▶ Aim of the exercise
Pictures stay out of the copy; restate everything else in the material exactly.
----
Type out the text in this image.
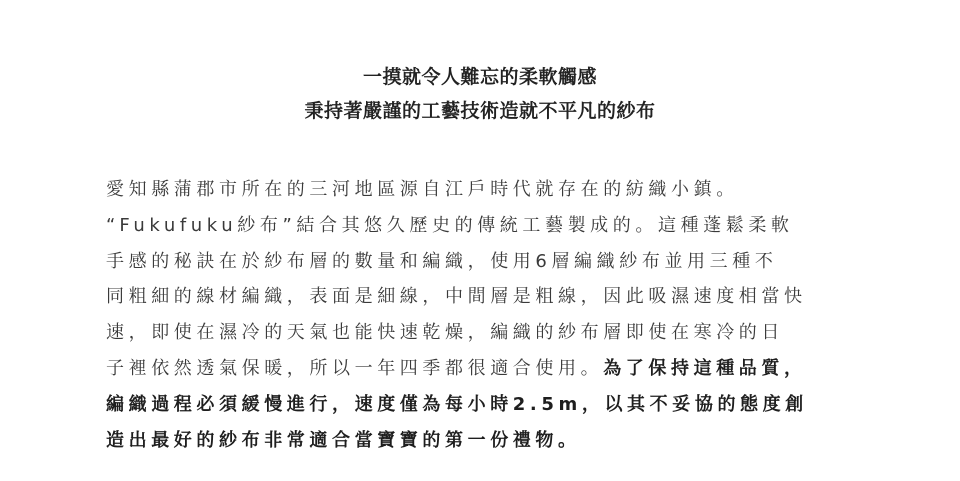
一摸就令人難忘的柔軟觸感
秉持著嚴謹的工藝技術造就不平凡的紗布
愛知縣蒲郡市所在的三河地區源自江戶時代就存在的紡織小鎮。
“Fukufuku紗布”結合其悠久歷史的傳統工藝製成的。這種蓬鬆柔軟
手感的秘訣在於紗布層的數量和編織，使用6層編織紗布並用三種不
同粗細的線材編織，表面是細線，中間層是粗線，因此吸濕速度相當快
速，即使在濕冷的天氣也能快速乾燥，編織的紗布層即使在寒冷的日
子裡依然透氣保暖，所以一年四季都很適合使用。為了保持這種品質，
編織過程必須緩慢進行，速度僅為每小時2.5m，以其不妥協的態度創
造出最好的紗布非常適合當寶寶的第一份禮物。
----
▶ Written solution
Type out the text in this image.
一摸就令人難忘的柔軟觸感
秉持著嚴謹的工藝技術造就不平凡的紗布
愛知縣蒲郡市所在的三河地區源自江戶時代就存在的紡織小鎮。
“Fukufuku紗布”結合其悠久歷史的傳統工藝製成的。這種蓬鬆柔軟
手感的秘訣在於紗布層的數量和編織，使用6層編織紗布並用三種不
同粗細的線材編織，表面是細線，中間層是粗線，因此吸濕速度相當快
速，即使在濕冷的天氣也能快速乾燥，編織的紗布層即使在寒冷的日
子裡依然透氣保暖，所以一年四季都很適合使用。為了保持這種品質，
編織過程必須緩慢進行，速度僅為每小時2.5m，以其不妥協的態度創
造出最好的紗布非常適合當寶寶的第一份禮物。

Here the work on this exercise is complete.